(Collected data entries)
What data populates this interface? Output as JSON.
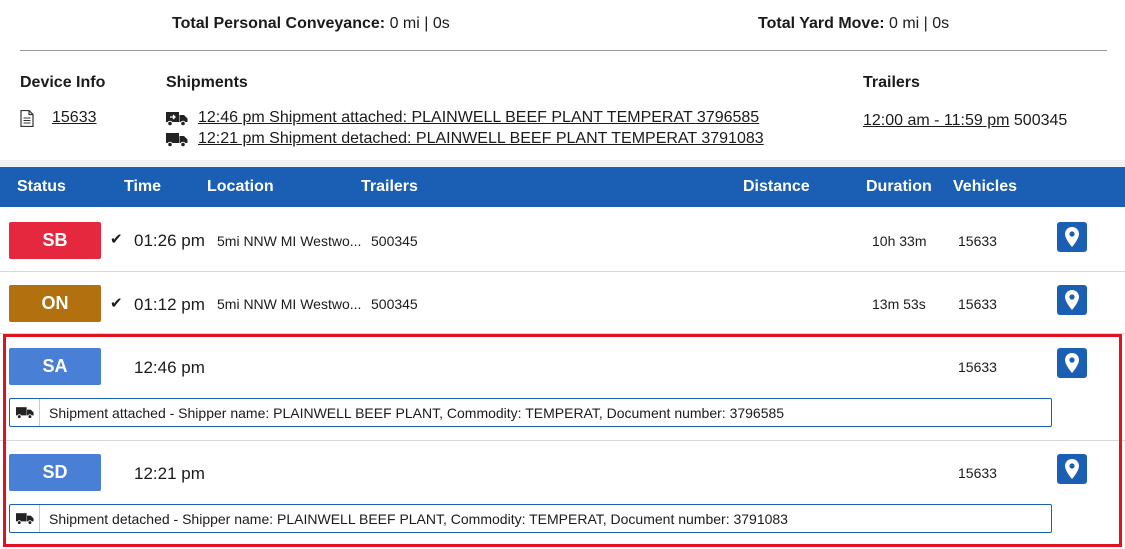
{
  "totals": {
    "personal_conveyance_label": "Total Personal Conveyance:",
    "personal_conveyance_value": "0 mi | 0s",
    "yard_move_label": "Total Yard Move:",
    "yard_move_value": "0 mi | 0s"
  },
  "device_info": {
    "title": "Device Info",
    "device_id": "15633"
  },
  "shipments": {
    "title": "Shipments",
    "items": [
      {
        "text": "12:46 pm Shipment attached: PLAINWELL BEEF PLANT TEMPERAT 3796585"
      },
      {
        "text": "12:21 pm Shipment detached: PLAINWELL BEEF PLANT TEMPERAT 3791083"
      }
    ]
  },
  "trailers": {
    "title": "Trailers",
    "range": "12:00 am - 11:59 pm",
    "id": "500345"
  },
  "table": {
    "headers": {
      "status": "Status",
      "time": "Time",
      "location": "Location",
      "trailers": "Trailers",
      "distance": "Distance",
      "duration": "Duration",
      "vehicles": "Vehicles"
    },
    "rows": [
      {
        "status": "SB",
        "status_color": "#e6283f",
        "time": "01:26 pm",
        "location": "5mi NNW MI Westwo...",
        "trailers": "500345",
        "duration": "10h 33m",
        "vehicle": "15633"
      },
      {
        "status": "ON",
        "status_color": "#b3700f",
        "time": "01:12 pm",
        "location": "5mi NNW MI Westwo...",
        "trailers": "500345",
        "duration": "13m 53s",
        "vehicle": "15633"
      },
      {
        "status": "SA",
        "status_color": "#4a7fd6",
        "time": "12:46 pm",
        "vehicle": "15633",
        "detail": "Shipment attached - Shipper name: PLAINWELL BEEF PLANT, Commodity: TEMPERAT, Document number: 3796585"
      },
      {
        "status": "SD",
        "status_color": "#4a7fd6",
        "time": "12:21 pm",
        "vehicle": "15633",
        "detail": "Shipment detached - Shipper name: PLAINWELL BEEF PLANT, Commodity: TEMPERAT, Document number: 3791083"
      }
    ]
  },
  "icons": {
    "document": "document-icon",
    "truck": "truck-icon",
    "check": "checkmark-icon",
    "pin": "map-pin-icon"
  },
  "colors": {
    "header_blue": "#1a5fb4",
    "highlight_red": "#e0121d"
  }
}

==

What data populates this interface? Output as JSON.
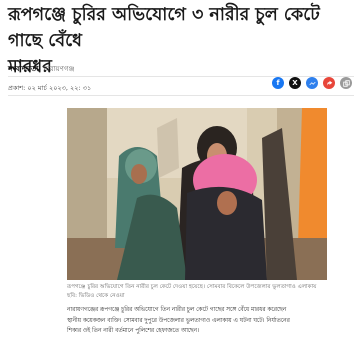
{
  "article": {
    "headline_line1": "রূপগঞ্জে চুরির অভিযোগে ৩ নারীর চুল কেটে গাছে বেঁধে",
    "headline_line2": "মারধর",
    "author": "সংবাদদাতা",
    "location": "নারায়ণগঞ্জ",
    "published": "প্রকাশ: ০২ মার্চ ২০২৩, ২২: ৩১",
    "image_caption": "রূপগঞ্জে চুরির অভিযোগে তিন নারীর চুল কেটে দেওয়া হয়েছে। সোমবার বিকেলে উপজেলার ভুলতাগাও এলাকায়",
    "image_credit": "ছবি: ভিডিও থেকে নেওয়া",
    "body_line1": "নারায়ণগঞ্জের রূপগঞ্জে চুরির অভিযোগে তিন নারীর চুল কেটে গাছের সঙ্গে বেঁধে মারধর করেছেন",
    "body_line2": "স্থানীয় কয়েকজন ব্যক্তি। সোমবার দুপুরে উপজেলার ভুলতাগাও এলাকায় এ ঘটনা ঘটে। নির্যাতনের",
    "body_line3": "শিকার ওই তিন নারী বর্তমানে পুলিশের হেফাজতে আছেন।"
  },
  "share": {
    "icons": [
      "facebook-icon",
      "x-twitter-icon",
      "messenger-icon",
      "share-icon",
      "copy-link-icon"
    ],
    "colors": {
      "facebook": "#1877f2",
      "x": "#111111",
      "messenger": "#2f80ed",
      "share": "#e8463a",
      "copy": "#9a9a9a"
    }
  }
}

WORK INSTRUCTIONS: Return all lines with the word "location" in them.

TASK RESULT:
      "location": "Location",
        "location": "5mi NNW MI Westwo...",
        "location": "5mi NNW MI Westwo...",
    "location": "নারায়ণগঞ্জ",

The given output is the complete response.